Dataset entries
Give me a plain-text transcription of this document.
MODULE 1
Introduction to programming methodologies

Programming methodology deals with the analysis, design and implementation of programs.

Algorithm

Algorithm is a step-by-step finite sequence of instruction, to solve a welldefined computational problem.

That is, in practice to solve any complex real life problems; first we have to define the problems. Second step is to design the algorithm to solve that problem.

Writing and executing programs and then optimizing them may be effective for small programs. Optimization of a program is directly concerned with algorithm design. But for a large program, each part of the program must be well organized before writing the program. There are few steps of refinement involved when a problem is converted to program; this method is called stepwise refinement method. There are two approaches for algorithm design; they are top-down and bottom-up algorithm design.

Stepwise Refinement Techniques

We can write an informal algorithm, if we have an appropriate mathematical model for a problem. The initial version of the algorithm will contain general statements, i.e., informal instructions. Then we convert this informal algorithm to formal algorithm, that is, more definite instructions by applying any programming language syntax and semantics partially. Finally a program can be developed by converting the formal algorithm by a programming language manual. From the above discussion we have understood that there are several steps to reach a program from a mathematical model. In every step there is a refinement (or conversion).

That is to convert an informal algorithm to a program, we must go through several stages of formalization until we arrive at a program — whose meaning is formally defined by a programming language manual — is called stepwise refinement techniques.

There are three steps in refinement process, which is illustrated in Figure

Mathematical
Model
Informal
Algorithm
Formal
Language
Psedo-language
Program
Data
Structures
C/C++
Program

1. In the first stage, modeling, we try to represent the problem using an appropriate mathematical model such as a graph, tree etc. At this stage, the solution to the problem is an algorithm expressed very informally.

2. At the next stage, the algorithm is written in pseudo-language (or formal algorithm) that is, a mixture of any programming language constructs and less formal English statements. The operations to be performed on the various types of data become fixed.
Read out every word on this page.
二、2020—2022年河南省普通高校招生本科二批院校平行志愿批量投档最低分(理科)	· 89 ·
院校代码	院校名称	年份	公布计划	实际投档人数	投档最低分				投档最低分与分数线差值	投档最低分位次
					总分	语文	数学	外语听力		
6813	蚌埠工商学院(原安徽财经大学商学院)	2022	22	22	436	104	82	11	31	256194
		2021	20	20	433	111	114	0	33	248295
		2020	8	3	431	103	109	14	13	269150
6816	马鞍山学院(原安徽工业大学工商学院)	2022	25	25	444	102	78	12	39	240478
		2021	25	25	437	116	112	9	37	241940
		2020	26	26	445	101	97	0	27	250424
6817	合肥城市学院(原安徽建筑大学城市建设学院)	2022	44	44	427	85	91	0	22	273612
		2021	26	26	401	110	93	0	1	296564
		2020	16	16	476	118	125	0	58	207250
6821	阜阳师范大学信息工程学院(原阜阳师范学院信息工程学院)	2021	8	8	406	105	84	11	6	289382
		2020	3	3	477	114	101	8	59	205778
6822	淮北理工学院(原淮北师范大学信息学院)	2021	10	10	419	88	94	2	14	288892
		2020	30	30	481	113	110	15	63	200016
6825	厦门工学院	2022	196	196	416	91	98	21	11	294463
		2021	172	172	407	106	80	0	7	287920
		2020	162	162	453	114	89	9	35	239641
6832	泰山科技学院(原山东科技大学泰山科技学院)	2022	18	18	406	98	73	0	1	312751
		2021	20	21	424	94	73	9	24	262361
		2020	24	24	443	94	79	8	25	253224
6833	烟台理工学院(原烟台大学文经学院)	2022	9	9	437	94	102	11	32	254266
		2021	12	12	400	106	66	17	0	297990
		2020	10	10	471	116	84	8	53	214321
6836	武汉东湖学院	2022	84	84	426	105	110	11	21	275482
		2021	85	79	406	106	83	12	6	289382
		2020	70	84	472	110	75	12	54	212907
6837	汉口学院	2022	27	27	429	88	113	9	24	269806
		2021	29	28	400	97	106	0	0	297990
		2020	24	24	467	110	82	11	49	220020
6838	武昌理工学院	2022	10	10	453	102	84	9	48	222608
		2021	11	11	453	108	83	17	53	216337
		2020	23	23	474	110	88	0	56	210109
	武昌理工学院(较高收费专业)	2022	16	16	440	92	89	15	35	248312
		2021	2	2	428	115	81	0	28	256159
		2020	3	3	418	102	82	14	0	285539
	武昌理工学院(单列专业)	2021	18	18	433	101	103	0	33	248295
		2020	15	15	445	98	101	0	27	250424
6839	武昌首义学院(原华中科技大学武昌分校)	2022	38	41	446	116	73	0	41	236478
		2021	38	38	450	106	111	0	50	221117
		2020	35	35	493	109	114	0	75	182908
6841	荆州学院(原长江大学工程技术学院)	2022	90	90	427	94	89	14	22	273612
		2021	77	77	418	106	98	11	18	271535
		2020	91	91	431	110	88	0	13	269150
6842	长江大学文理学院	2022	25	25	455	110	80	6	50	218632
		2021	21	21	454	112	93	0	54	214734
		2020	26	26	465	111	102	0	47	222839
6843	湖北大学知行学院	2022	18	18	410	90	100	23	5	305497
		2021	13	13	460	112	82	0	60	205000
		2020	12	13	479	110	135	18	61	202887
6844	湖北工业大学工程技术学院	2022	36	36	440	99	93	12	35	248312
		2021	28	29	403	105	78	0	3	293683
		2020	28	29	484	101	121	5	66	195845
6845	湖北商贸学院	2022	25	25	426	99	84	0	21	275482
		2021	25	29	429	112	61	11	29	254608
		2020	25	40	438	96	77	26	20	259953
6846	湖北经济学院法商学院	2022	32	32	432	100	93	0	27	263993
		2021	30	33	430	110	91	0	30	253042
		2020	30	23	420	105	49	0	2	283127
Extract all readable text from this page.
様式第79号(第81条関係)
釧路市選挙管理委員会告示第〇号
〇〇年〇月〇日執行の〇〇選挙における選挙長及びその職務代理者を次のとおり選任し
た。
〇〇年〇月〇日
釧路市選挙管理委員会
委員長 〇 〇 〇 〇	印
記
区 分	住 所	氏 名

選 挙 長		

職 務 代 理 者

Problem details
Select all lines with the word "solve" from the entries above.

Output below
Algorithm is a step-by-step finite sequence of instruction, to solve a welldefined computational problem.
That is, in practice to solve any complex real life problems; first we have to define the problems. Second step is to design the algorithm to solve that problem.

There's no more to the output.